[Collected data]
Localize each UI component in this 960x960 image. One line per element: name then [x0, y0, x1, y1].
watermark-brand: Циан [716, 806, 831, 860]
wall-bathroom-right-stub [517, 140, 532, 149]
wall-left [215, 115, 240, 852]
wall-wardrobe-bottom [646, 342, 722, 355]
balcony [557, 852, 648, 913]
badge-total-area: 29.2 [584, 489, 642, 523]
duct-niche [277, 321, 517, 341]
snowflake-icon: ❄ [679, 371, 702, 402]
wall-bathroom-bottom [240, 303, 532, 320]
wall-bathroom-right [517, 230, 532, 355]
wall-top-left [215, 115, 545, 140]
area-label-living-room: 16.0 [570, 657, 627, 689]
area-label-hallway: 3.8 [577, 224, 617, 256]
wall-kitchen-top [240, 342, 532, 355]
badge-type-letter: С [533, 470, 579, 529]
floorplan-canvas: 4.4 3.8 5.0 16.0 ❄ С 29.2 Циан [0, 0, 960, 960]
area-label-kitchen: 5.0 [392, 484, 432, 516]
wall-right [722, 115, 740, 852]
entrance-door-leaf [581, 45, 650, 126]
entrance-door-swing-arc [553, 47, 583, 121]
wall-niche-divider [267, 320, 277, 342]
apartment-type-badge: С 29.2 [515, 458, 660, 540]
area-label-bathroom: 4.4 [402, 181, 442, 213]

PROBLEM TO WORK ON =>
Echo everything from the start of the records down to the line containing "wall-bathroom-bottom [240, 303, 532, 320]", inclusive.

TASK OUTPUT =>
Localize each UI component in this 960x960 image. One line per element: name then [x0, y0, x1, y1].
watermark-brand: Циан [716, 806, 831, 860]
wall-bathroom-right-stub [517, 140, 532, 149]
wall-left [215, 115, 240, 852]
wall-wardrobe-bottom [646, 342, 722, 355]
balcony [557, 852, 648, 913]
badge-total-area: 29.2 [584, 489, 642, 523]
duct-niche [277, 321, 517, 341]
snowflake-icon: ❄ [679, 371, 702, 402]
wall-bathroom-bottom [240, 303, 532, 320]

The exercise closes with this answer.